» TEXT EXTRACT
This is the best way to train long as you balance these hard days with easier ones.


----------



## CyclingVirtual (Apr 10, 2008)

if you can last 2 hours then you are doing well to their standard already.

It will just be a bit more base training and longer rides and maybe consider if it fuel related as well.


----------



## muscleendurance (Jan 11, 2009)

bill said:


> unless you are extremely disciplined and know exactly what you are doing, either for yourself or through a knowledgeable coach, riding with your betters is the fastest and best way to improve.
> make sure you get rest. if a little more rest helps you to last with those fellows for the third or fourth hour, you probably would benefit more. and watch mental burnout from going too hard on the days you aren't riding with those dudes.
> the progression:
> omg. can't see. want to throw up. dropped.
> ...



again +1 bill, very good advice here newbie! - follow it wisely


----------



## mimason (Oct 7, 2006)

Take heed on the well rested advise. I popped off a hard ride after 25 miles the other day that I usually am one of several inflicting the pain on others. I went too hard after two TT's during the week. My body said rest but my buddy said come on....big mistake. BONK! Now I have to take a few day off and do some spin only rides.


----------



## muscleendurance (Jan 11, 2009)

If you do race, AND your doing these 2 V hard rides as well then it probably would burn you out after a while, especially if you didnt rest enough between these rides and any races.


----------



## 88 rex (Mar 18, 2008)

2 hours at A group pace = GOOD!


----------

Visual layout annotation data:
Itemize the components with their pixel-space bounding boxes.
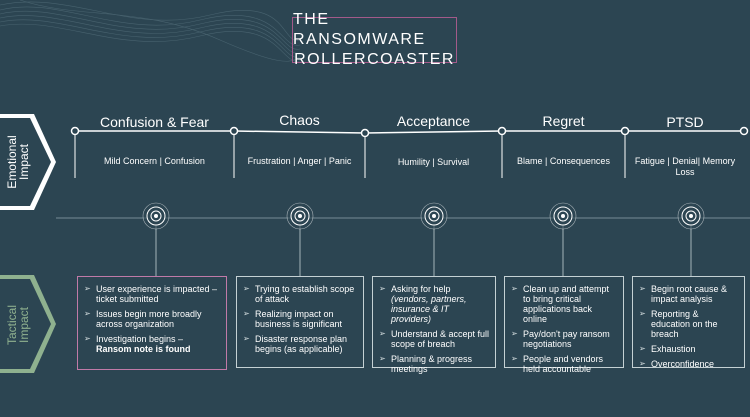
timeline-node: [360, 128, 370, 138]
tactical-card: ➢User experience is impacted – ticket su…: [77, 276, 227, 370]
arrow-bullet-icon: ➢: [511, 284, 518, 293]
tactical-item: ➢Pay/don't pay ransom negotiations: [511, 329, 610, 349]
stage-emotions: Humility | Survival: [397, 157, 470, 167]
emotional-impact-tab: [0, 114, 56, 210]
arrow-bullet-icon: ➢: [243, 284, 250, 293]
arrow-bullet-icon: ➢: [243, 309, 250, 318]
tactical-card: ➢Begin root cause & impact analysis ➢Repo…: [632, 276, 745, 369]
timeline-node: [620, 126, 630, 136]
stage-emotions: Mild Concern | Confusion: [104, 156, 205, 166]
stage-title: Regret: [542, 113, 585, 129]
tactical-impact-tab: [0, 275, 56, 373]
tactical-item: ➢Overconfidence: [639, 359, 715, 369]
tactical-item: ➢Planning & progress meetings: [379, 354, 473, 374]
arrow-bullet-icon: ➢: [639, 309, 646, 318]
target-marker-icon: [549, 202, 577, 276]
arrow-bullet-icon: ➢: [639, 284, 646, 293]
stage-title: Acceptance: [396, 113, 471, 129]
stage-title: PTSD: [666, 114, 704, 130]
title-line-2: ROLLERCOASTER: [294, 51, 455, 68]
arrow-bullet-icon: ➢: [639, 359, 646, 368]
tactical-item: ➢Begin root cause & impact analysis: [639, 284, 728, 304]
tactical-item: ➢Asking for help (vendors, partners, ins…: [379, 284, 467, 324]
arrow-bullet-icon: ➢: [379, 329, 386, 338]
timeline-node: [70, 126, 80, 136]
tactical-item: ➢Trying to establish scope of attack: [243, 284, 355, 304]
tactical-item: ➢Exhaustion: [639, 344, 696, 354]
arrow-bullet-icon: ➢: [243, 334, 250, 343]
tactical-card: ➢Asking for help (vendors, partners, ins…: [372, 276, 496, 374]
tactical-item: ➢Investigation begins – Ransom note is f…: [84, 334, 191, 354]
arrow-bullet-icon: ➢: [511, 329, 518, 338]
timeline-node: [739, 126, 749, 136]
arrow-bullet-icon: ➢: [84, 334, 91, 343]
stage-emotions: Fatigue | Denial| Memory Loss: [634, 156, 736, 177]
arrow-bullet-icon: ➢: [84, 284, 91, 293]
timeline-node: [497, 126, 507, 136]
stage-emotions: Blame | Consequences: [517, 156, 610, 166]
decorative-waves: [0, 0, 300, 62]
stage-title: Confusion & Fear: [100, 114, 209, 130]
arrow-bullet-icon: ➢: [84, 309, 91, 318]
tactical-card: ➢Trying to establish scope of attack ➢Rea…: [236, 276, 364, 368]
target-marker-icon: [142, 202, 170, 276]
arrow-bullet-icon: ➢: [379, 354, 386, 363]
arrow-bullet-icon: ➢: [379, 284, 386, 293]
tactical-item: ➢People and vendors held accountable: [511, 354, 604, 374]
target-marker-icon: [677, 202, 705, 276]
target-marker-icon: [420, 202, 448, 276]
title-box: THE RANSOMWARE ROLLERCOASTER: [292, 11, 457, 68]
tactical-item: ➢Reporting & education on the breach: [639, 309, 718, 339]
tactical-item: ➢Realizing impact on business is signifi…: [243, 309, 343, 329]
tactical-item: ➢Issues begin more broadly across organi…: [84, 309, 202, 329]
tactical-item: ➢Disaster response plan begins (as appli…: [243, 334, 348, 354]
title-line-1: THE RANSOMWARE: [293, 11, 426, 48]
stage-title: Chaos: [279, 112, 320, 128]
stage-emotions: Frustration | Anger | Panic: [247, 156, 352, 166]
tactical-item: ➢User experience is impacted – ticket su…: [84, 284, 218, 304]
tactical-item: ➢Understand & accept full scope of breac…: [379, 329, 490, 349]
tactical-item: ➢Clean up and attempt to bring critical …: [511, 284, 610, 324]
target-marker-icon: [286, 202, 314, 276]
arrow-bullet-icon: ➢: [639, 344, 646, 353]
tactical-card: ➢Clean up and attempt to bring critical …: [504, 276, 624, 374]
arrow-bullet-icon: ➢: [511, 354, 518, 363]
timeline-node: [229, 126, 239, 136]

» THINGS TO DO
**a)** Repeat the passage of the cycling forum thread from "Take heed on" to "spin only rides.".
**b)** Condense the paragraph of the cycling forum thread that begins "Take heed on the well rested advise" into a short bulleted list that keeps its main facts.

» ANSWERS BY TASK
**a)**
Take heed on the well rested advise. I popped off a hard ride after 25 miles the other day that I usually am one of several inflicting the pain on others. I went too hard after two TT's during the week. My body said rest but my buddy said come on....big mistake. BONK! Now I have to take a few day off and do some spin only rides.

**b)**
- The advice to stay well rested should be taken seriously.
- The writer was dropped from a hard ride after 25 miles, on a ride where the writer is usually among those putting pressure on others.
- The cause was riding too hard after two time trials earlier that week.
- The writer's body called for rest, but a riding companion urged the writer to ride, which led to a bonk.
- The writer now has to take a few days off and do only easy spin rides.